— start DATA LINES —

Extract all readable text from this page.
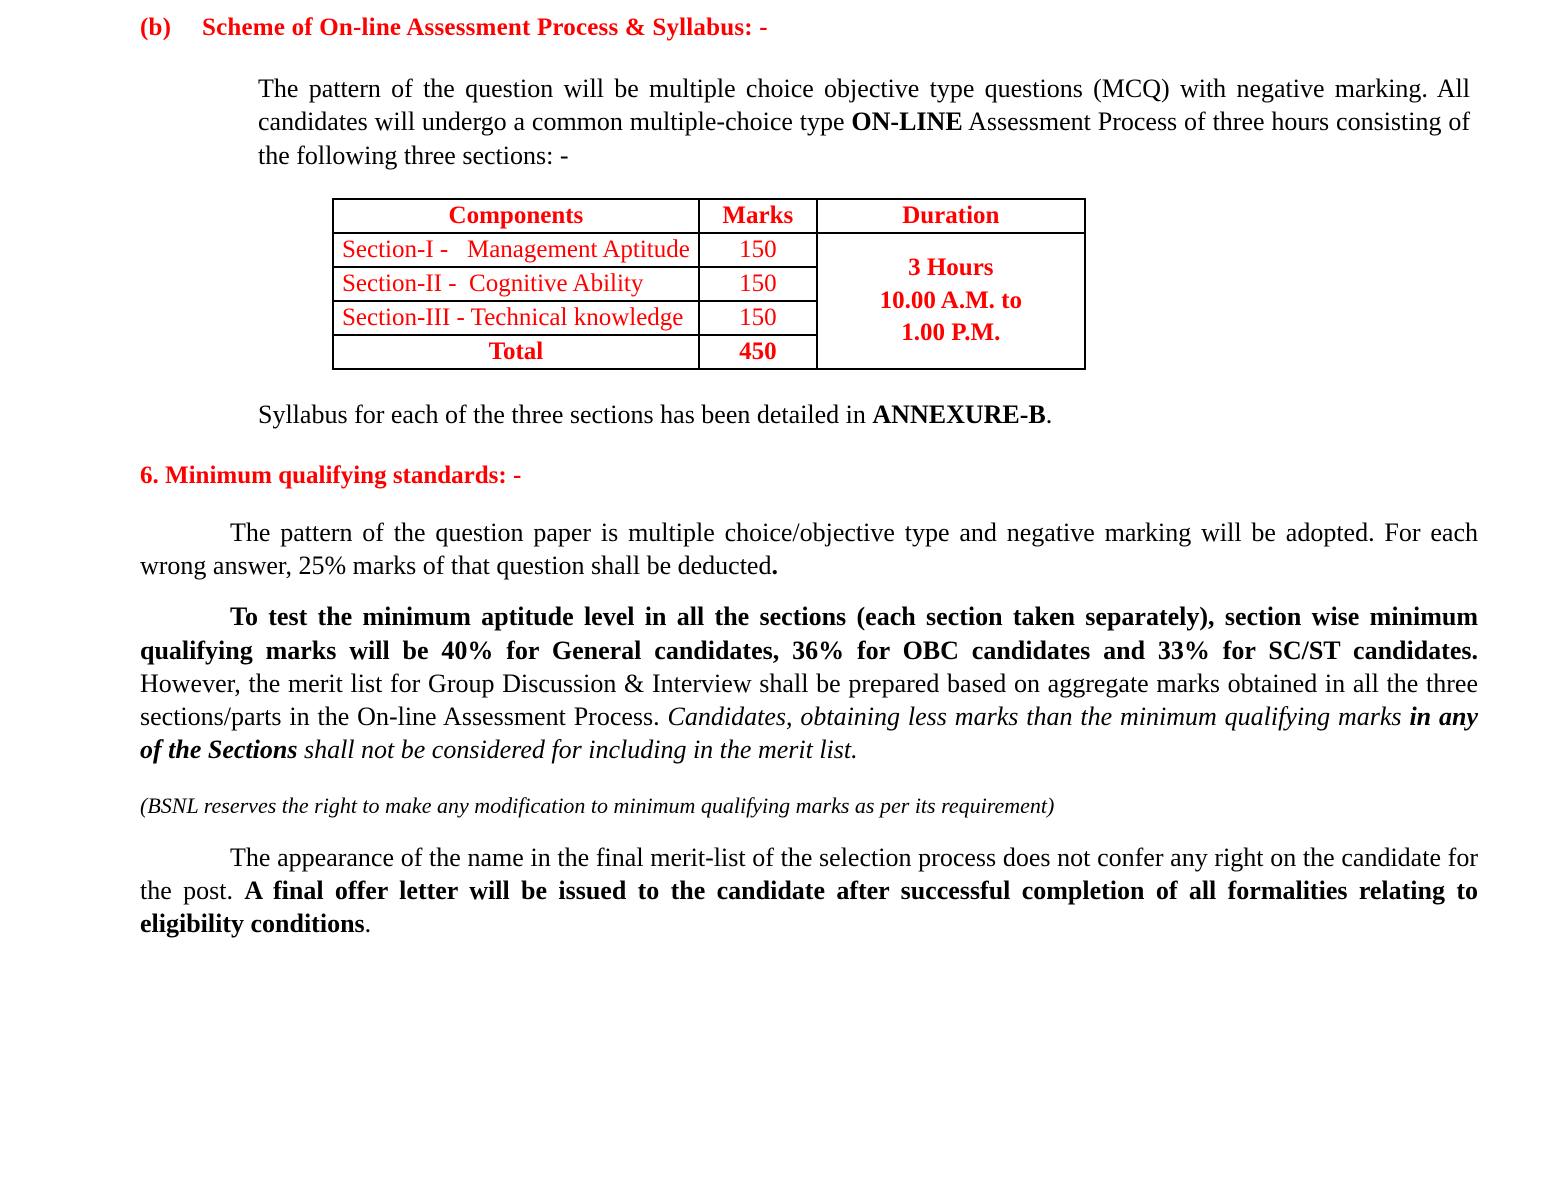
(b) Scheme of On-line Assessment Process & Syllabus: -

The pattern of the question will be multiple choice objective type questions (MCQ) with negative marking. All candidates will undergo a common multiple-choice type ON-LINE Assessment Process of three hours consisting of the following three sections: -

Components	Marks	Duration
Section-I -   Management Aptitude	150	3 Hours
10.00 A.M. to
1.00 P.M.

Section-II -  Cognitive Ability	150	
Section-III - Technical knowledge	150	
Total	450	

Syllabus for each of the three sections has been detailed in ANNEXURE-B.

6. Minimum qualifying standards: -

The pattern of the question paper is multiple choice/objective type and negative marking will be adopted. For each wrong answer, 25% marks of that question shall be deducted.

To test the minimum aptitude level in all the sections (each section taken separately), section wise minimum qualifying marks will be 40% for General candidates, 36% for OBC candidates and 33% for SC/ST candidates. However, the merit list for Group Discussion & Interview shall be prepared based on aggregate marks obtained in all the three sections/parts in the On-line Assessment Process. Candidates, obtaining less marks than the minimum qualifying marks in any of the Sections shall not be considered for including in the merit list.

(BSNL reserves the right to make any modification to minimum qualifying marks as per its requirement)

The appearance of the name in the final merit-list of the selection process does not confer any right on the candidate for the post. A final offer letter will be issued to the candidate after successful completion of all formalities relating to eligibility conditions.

— end DATA LINES —

[TASK PROMPT] Check the data for the word "right" and pull out the lines that have it.

[EXERCISE RESPONSE]
(BSNL reserves the right to make any modification to minimum qualifying marks as per its requirement)
The appearance of the name in the final merit-list of the selection process does not confer any right on the candidate for the post. A final offer letter will be issued to the candidate after successful completion of all formalities relating to eligibility conditions.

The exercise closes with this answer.